What needs to be done: How many lines in the records below hold the string "厂界下风边界点"? Answer with the number alone.
START
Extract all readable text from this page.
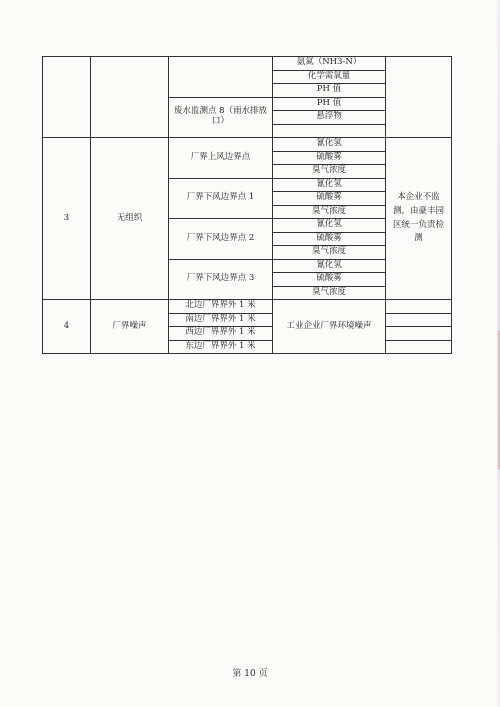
			氨氮（NH3-N）	
			化学需氧量	
			PH 值	
		废水监测点 8（雨水排放口）	PH 值	
			悬浮物	

3	无组织	厂界上风边界点	氰化氢	本企业不监测，由豪丰园区统一负责检测
			硫酸雾	
			臭气浓度	
		厂界下风边界点 1	氰化氢	
			硫酸雾	
			臭气浓度	
		厂界下风边界点 2	氰化氢	
			硫酸雾	
			臭气浓度	
		厂界下风边界点 3	氰化氢	
			硫酸雾	
			臭气浓度	
4	厂界噪声	北边厂界界外 1 米	工业企业厂界环境噪声	
		南边厂界界外 1 米		
		西边厂界界外 1 米		
		东边厂界界外 1 米		
第 10 页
END
Finished answer: 3